Your task>
Locate each line in the records containing "accent". Copy it.

Data provided>
▬▬▬
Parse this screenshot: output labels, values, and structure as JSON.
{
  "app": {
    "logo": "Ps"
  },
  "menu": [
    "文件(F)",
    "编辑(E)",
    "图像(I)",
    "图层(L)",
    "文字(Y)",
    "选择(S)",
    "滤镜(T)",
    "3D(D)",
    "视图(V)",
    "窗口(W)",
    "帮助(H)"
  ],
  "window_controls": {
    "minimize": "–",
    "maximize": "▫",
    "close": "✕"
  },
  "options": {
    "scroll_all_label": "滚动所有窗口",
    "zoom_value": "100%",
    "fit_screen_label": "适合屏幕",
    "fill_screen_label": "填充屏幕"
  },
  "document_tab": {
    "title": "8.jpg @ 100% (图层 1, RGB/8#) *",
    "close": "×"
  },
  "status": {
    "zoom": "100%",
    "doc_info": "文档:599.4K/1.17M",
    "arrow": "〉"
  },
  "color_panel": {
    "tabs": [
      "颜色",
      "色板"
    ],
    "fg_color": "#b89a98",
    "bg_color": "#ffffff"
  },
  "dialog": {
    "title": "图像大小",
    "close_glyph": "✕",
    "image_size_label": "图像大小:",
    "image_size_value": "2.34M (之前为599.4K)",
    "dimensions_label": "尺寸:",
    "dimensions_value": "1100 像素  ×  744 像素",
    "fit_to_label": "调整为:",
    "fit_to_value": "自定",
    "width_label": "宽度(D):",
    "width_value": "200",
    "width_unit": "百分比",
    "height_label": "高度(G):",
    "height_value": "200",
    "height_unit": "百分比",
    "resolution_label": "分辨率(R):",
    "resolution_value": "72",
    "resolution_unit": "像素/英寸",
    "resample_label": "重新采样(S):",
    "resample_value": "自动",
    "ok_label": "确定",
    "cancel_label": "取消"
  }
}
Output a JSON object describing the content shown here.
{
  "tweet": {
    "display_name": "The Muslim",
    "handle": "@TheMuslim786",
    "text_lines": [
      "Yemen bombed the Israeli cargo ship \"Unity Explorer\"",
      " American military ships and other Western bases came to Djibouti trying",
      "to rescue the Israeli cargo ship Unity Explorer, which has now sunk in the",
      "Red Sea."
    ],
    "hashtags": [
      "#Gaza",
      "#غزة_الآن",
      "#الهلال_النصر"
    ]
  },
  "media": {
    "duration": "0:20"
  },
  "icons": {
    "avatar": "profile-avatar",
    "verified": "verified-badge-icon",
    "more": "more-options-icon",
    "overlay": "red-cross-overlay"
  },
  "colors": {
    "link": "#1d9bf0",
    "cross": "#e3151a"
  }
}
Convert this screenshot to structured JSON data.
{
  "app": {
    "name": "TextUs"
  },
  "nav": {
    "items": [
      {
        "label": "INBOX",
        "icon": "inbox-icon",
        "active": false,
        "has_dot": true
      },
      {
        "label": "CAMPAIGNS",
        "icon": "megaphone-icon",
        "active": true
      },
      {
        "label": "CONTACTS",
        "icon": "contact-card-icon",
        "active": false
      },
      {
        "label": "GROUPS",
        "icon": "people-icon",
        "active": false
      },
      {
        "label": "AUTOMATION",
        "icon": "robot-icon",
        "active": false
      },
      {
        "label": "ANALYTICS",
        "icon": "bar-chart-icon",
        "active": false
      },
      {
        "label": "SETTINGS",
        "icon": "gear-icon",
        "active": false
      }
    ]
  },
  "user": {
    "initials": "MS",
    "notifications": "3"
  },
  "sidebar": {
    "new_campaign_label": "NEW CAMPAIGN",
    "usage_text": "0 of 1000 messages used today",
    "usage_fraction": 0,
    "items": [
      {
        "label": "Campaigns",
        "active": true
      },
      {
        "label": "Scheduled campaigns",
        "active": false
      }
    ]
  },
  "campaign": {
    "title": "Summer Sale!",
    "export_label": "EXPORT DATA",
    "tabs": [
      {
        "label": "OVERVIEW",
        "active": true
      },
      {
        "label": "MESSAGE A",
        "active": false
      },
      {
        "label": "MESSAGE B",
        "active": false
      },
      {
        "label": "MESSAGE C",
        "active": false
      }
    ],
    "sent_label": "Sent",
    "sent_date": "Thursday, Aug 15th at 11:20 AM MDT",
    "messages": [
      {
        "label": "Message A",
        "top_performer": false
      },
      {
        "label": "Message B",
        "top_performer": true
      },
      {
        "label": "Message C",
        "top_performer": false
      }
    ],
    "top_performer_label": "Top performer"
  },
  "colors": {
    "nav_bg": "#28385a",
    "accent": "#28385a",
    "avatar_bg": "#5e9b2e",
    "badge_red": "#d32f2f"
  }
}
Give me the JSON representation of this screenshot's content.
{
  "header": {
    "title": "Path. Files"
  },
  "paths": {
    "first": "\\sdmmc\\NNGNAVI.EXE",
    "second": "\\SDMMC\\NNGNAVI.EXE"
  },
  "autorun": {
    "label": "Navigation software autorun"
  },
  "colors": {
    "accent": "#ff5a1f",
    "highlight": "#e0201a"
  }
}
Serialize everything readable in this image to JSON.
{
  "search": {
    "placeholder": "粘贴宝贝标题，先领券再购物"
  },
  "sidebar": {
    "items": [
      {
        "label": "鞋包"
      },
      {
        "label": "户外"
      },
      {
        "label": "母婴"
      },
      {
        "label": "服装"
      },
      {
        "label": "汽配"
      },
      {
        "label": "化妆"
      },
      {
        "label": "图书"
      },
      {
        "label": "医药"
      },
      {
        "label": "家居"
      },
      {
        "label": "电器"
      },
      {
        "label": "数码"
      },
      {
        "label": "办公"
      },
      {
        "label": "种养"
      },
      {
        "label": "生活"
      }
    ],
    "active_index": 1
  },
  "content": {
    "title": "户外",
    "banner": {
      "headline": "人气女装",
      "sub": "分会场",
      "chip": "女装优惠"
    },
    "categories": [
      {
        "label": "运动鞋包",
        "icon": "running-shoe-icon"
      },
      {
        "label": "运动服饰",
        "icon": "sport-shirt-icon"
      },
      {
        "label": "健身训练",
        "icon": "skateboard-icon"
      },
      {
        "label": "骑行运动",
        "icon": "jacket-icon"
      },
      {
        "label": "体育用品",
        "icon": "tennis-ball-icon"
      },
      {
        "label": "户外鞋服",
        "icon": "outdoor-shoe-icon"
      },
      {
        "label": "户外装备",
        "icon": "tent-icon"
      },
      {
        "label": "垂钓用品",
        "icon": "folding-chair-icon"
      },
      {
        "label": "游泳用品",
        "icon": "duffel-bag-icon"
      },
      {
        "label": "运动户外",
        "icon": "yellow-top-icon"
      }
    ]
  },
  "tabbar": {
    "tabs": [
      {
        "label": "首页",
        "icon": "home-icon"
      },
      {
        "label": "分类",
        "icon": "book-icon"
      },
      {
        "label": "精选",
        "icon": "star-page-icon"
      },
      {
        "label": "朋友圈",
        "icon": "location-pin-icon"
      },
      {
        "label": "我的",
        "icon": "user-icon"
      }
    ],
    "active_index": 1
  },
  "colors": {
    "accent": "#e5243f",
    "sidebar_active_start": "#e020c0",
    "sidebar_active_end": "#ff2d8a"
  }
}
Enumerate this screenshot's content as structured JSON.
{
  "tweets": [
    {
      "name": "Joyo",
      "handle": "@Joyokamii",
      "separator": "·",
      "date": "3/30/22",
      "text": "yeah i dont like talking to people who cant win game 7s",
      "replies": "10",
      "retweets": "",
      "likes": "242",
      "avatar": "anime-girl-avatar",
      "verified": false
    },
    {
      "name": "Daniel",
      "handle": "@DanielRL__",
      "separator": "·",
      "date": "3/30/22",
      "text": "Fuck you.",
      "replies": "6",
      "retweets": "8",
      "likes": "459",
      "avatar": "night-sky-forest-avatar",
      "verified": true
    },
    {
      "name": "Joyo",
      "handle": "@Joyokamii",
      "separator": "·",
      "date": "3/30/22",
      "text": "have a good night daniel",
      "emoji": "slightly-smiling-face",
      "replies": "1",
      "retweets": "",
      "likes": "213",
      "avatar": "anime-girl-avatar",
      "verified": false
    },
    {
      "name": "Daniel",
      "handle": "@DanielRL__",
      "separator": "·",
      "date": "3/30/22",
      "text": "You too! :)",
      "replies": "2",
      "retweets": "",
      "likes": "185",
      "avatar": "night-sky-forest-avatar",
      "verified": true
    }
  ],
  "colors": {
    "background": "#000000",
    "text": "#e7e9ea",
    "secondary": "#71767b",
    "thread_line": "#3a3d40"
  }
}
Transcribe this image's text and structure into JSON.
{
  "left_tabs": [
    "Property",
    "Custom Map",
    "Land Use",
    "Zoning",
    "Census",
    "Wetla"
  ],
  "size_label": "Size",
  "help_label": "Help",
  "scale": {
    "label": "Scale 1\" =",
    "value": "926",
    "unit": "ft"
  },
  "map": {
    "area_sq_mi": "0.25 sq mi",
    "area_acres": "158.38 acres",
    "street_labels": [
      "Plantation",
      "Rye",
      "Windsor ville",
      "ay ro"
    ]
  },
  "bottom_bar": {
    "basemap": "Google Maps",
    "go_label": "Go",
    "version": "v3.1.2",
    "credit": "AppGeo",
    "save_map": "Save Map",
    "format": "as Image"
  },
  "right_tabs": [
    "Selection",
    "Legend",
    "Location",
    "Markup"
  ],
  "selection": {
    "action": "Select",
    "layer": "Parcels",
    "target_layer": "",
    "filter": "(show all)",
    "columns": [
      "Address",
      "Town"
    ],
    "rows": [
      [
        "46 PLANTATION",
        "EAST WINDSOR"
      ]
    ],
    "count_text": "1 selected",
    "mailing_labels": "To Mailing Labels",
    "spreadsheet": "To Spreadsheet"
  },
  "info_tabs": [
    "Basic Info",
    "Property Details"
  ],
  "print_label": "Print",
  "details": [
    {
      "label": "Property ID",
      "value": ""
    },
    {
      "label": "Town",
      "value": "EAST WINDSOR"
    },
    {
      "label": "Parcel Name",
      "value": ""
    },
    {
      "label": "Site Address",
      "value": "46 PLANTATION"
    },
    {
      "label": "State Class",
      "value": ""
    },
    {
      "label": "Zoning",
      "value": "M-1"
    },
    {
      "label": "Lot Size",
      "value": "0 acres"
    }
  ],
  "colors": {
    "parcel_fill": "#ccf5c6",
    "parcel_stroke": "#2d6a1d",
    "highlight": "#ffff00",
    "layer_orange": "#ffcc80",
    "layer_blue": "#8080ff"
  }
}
▬▬▬
Problem solution>
    "accent": "#28385a",
    "accent": "#ff5a1f",
    "accent": "#e5243f",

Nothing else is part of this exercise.